-- Do this --
Where a line contains the word "text", copy that line.

[Extracted records]
☆ ☆ ☆ ☆ ☆
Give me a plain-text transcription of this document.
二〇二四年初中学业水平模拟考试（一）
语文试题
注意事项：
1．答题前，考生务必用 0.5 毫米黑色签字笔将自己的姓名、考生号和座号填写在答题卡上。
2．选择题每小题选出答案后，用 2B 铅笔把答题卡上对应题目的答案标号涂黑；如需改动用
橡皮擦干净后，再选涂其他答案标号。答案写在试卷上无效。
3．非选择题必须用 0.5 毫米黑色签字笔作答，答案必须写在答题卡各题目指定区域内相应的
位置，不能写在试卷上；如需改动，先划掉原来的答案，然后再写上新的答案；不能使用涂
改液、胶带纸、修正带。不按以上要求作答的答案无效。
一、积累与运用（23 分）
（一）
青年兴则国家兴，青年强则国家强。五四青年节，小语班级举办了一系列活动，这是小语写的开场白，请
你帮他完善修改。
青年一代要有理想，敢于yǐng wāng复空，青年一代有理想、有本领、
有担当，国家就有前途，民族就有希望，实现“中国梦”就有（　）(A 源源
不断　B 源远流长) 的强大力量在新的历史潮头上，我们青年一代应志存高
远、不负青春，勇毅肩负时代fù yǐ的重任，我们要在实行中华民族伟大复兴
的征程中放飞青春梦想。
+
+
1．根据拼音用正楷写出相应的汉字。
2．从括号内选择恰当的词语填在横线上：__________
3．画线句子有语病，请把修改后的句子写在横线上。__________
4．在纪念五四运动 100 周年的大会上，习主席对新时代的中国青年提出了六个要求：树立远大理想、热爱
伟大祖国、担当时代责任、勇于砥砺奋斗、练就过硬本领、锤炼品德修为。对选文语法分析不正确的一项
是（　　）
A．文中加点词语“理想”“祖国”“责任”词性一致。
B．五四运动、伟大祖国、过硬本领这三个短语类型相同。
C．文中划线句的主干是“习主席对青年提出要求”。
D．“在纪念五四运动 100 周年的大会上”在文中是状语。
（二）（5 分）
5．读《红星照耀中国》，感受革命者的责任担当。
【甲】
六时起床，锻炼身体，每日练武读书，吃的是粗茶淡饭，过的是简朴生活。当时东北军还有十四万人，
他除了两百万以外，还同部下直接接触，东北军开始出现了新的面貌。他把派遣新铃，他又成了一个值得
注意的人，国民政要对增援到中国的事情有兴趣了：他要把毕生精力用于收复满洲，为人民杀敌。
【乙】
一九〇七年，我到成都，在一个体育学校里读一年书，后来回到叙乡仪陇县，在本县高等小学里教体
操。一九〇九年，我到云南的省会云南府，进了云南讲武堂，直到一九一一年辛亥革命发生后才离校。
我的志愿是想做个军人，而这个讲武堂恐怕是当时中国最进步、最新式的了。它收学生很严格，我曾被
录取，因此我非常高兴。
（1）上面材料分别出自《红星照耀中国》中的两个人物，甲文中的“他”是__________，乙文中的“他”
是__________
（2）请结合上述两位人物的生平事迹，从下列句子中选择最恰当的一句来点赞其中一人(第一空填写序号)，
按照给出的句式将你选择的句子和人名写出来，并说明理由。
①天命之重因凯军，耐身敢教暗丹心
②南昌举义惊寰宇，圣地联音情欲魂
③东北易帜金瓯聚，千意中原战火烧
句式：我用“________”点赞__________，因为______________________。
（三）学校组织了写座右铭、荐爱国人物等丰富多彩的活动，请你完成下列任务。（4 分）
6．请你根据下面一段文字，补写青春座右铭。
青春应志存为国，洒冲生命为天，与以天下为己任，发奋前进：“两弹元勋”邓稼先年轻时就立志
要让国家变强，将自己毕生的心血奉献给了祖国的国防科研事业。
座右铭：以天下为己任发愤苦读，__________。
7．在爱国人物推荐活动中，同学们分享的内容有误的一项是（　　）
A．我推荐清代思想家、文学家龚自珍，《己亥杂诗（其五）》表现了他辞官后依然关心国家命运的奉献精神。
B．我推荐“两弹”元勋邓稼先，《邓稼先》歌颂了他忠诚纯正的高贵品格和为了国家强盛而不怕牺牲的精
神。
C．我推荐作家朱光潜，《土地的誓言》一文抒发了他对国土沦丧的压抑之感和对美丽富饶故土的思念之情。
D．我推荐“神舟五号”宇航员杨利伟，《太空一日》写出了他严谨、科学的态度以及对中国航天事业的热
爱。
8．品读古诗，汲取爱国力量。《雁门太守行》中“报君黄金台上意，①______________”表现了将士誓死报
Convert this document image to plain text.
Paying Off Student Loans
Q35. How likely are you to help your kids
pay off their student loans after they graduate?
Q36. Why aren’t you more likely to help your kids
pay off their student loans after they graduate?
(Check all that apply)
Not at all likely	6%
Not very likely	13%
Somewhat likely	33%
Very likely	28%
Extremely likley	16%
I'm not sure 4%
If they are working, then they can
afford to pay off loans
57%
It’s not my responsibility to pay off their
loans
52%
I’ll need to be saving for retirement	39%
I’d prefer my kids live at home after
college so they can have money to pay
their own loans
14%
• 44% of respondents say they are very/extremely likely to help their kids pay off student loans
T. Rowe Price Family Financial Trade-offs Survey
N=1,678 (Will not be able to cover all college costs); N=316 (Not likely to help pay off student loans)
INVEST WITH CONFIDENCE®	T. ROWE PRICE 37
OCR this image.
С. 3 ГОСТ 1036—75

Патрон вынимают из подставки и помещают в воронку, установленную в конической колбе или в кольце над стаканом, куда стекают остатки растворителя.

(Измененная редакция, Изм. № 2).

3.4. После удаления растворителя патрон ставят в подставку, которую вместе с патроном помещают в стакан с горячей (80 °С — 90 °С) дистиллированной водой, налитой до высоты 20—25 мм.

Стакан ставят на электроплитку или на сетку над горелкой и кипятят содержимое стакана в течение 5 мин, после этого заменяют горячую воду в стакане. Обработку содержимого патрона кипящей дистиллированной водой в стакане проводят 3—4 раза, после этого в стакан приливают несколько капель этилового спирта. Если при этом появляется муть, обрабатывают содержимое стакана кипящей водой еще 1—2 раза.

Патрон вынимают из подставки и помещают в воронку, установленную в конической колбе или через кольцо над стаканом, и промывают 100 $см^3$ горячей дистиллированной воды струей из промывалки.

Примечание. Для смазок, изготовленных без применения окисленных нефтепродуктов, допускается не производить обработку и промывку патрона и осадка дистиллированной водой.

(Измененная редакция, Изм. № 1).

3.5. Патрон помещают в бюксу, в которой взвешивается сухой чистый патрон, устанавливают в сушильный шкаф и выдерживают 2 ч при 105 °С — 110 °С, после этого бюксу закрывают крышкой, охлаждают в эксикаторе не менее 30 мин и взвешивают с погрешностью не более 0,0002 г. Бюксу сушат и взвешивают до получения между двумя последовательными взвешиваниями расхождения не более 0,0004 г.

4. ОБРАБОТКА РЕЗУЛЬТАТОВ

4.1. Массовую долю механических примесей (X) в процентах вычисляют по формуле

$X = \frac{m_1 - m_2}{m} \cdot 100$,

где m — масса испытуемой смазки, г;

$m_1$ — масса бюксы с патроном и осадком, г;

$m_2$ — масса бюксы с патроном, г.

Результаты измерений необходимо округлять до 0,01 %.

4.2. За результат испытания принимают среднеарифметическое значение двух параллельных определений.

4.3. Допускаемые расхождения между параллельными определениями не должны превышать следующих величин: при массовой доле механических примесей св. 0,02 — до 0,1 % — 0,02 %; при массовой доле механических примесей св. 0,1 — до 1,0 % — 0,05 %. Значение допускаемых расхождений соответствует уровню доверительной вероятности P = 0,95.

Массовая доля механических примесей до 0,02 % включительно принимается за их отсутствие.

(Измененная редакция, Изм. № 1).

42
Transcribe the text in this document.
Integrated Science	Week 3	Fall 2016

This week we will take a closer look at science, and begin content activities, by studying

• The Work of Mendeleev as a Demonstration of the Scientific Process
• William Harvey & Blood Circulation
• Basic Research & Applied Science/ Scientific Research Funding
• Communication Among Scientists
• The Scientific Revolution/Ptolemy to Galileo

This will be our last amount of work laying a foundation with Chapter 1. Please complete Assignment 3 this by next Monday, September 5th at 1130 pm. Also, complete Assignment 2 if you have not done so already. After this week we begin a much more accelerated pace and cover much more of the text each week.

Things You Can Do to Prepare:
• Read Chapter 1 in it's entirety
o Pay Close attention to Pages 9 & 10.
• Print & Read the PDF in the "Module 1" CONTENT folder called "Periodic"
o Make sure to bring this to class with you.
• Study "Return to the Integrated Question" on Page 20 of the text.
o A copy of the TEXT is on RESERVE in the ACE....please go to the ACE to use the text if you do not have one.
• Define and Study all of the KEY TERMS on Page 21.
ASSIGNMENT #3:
☆ ☆ ☆ ☆ ☆
-- Written response --
Give me a plain-text transcription of this document.
Convert this document image to plain text.
Transcribe the text in this document.
This will be our last amount of work laying a foundation with Chapter 1. Please complete Assignment 3 this by next Monday, September 5th at 1130 pm. Also, complete Assignment 2 if you have not done so already. After this week we begin a much more accelerated pace and cover much more of the text each week.
• Study "Return to the Integrated Question" on Page 20 of the text.
o A copy of the TEXT is on RESERVE in the ACE....please go to the ACE to use the text if you do not have one.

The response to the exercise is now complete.